What to do — Skip the images. Copy the records exactly as written.

---

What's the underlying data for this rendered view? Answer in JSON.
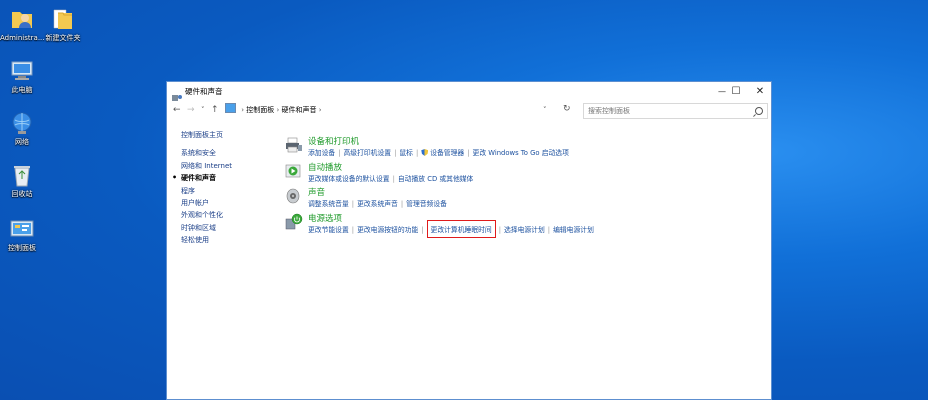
{
  "desktop": {
    "icons": [
      {
        "label": "Administra...",
        "icon": "user-folder-icon"
      },
      {
        "label": "新建文件夹",
        "icon": "folder-icon"
      },
      {
        "label": "此电脑",
        "icon": "computer-icon"
      },
      {
        "label": "网络",
        "icon": "network-icon"
      },
      {
        "label": "回收站",
        "icon": "recycle-bin-icon"
      },
      {
        "label": "控制面板",
        "icon": "control-panel-icon"
      }
    ]
  },
  "window": {
    "title": "硬件和声音",
    "controls": {
      "minimize": "—",
      "maximize": "☐",
      "close": "✕"
    },
    "nav": {
      "back": "←",
      "forward": "→",
      "recent": "˅",
      "up": "↑"
    },
    "breadcrumb": [
      "控制面板",
      "硬件和声音"
    ],
    "search_placeholder": "搜索控制面板"
  },
  "left_nav": {
    "home": "控制面板主页",
    "items": [
      "系统和安全",
      "网络和 Internet",
      "硬件和声音",
      "程序",
      "用户帐户",
      "外观和个性化",
      "时钟和区域",
      "轻松使用"
    ],
    "current": "硬件和声音"
  },
  "categories": [
    {
      "title": "设备和打印机",
      "icon": "printer-icon",
      "links": [
        "添加设备",
        "高级打印机设置",
        "鼠标",
        "设备管理器",
        "更改 Windows To Go 启动选项"
      ]
    },
    {
      "title": "自动播放",
      "icon": "autoplay-icon",
      "links": [
        "更改媒体或设备的默认设置",
        "自动播放 CD 或其他媒体"
      ]
    },
    {
      "title": "声音",
      "icon": "speaker-icon",
      "links": [
        "调整系统音量",
        "更改系统声音",
        "管理音频设备"
      ]
    },
    {
      "title": "电源选项",
      "icon": "power-icon",
      "links": [
        "更改节能设置",
        "更改电源按钮的功能",
        "更改计算机睡眠时间",
        "选择电源计划",
        "编辑电源计划"
      ]
    }
  ],
  "highlighted_link": "更改计算机睡眠时间",
  "colors": {
    "highlight": "#e01b1b",
    "link": "#1a4f9e",
    "category_title": "#1e9a2a"
  }
}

---

The answer —
What's the underlying data for this rendered view? Answer in JSON.
{
  "desktop": {
    "icons": [
      {
        "label": "Administra...",
        "icon": "user-folder-icon"
      },
      {
        "label": "新建文件夹",
        "icon": "folder-icon"
      },
      {
        "label": "此电脑",
        "icon": "computer-icon"
      },
      {
        "label": "网络",
        "icon": "network-icon"
      },
      {
        "label": "回收站",
        "icon": "recycle-bin-icon"
      },
      {
        "label": "控制面板",
        "icon": "control-panel-icon"
      }
    ]
  },
  "window": {
    "title": "硬件和声音",
    "controls": {
      "minimize": "—",
      "maximize": "☐",
      "close": "✕"
    },
    "nav": {
      "back": "←",
      "forward": "→",
      "recent": "˅",
      "up": "↑"
    },
    "breadcrumb": [
      "控制面板",
      "硬件和声音"
    ],
    "search_placeholder": "搜索控制面板"
  },
  "left_nav": {
    "home": "控制面板主页",
    "items": [
      "系统和安全",
      "网络和 Internet",
      "硬件和声音",
      "程序",
      "用户帐户",
      "外观和个性化",
      "时钟和区域",
      "轻松使用"
    ],
    "current": "硬件和声音"
  },
  "categories": [
    {
      "title": "设备和打印机",
      "icon": "printer-icon",
      "links": [
        "添加设备",
        "高级打印机设置",
        "鼠标",
        "设备管理器",
        "更改 Windows To Go 启动选项"
      ]
    },
    {
      "title": "自动播放",
      "icon": "autoplay-icon",
      "links": [
        "更改媒体或设备的默认设置",
        "自动播放 CD 或其他媒体"
      ]
    },
    {
      "title": "声音",
      "icon": "speaker-icon",
      "links": [
        "调整系统音量",
        "更改系统声音",
        "管理音频设备"
      ]
    },
    {
      "title": "电源选项",
      "icon": "power-icon",
      "links": [
        "更改节能设置",
        "更改电源按钮的功能",
        "更改计算机睡眠时间",
        "选择电源计划",
        "编辑电源计划"
      ]
    }
  ],
  "highlighted_link": "更改计算机睡眠时间",
  "colors": {
    "highlight": "#e01b1b",
    "link": "#1a4f9e",
    "category_title": "#1e9a2a"
  }
}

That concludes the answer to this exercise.